> EXERCISE DIRECTIONS: Send each entry back exactly as given, pictures excluded.
## START
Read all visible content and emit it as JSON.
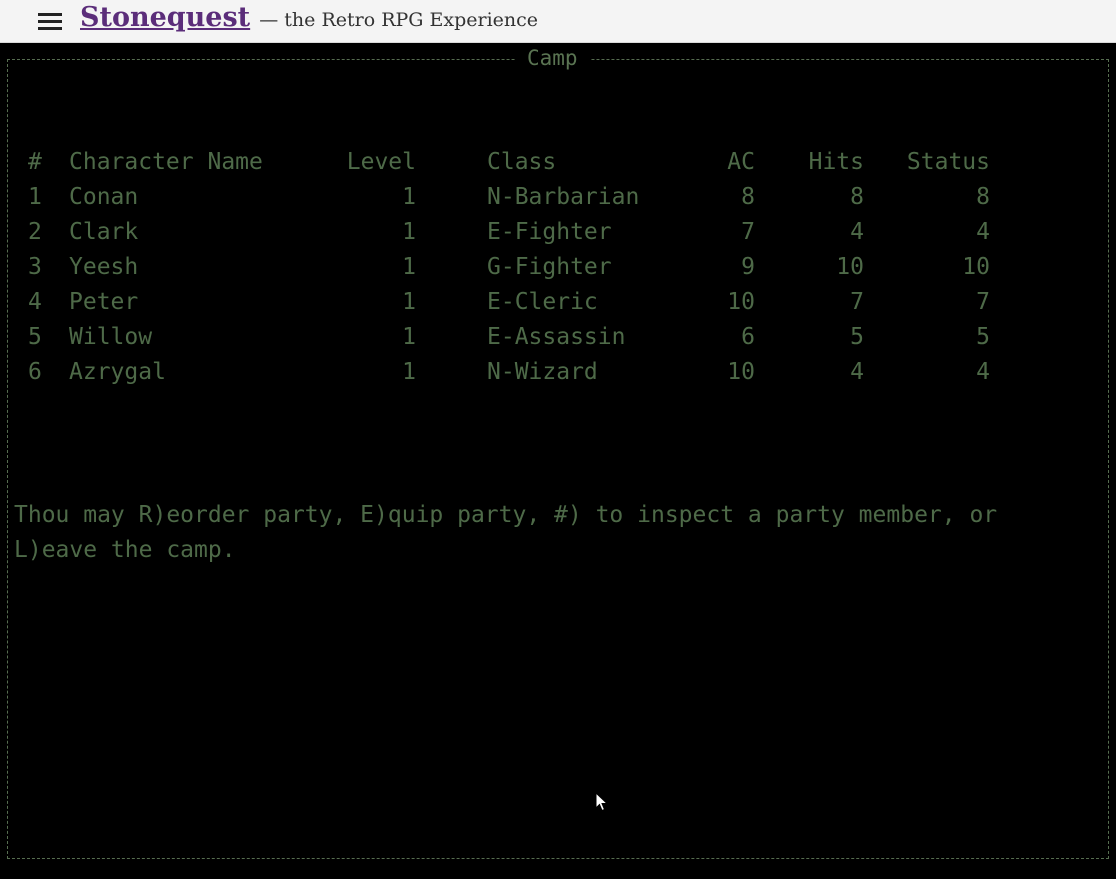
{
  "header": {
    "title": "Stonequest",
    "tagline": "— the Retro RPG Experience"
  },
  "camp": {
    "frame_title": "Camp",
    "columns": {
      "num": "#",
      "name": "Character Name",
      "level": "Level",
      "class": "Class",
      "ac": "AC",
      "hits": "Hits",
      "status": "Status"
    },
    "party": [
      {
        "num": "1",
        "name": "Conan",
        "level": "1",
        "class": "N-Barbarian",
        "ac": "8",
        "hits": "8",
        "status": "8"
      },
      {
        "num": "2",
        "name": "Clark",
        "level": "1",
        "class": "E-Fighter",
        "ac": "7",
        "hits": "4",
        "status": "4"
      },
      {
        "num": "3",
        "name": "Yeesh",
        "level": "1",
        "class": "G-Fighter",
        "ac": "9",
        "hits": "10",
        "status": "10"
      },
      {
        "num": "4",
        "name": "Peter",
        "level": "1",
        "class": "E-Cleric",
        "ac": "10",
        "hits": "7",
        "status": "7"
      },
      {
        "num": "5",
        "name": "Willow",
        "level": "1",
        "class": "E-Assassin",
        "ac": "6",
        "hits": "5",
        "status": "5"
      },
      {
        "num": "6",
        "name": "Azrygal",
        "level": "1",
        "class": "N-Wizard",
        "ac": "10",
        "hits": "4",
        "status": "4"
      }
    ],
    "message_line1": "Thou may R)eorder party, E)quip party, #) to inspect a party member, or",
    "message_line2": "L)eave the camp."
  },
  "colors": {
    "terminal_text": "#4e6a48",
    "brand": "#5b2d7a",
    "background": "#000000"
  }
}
## END
> RESPONSE:
Read all visible content and emit it as JSON.
{
  "header": {
    "title": "Stonequest",
    "tagline": "— the Retro RPG Experience"
  },
  "camp": {
    "frame_title": "Camp",
    "columns": {
      "num": "#",
      "name": "Character Name",
      "level": "Level",
      "class": "Class",
      "ac": "AC",
      "hits": "Hits",
      "status": "Status"
    },
    "party": [
      {
        "num": "1",
        "name": "Conan",
        "level": "1",
        "class": "N-Barbarian",
        "ac": "8",
        "hits": "8",
        "status": "8"
      },
      {
        "num": "2",
        "name": "Clark",
        "level": "1",
        "class": "E-Fighter",
        "ac": "7",
        "hits": "4",
        "status": "4"
      },
      {
        "num": "3",
        "name": "Yeesh",
        "level": "1",
        "class": "G-Fighter",
        "ac": "9",
        "hits": "10",
        "status": "10"
      },
      {
        "num": "4",
        "name": "Peter",
        "level": "1",
        "class": "E-Cleric",
        "ac": "10",
        "hits": "7",
        "status": "7"
      },
      {
        "num": "5",
        "name": "Willow",
        "level": "1",
        "class": "E-Assassin",
        "ac": "6",
        "hits": "5",
        "status": "5"
      },
      {
        "num": "6",
        "name": "Azrygal",
        "level": "1",
        "class": "N-Wizard",
        "ac": "10",
        "hits": "4",
        "status": "4"
      }
    ],
    "message_line1": "Thou may R)eorder party, E)quip party, #) to inspect a party member, or",
    "message_line2": "L)eave the camp."
  },
  "colors": {
    "terminal_text": "#4e6a48",
    "brand": "#5b2d7a",
    "background": "#000000"
  }
}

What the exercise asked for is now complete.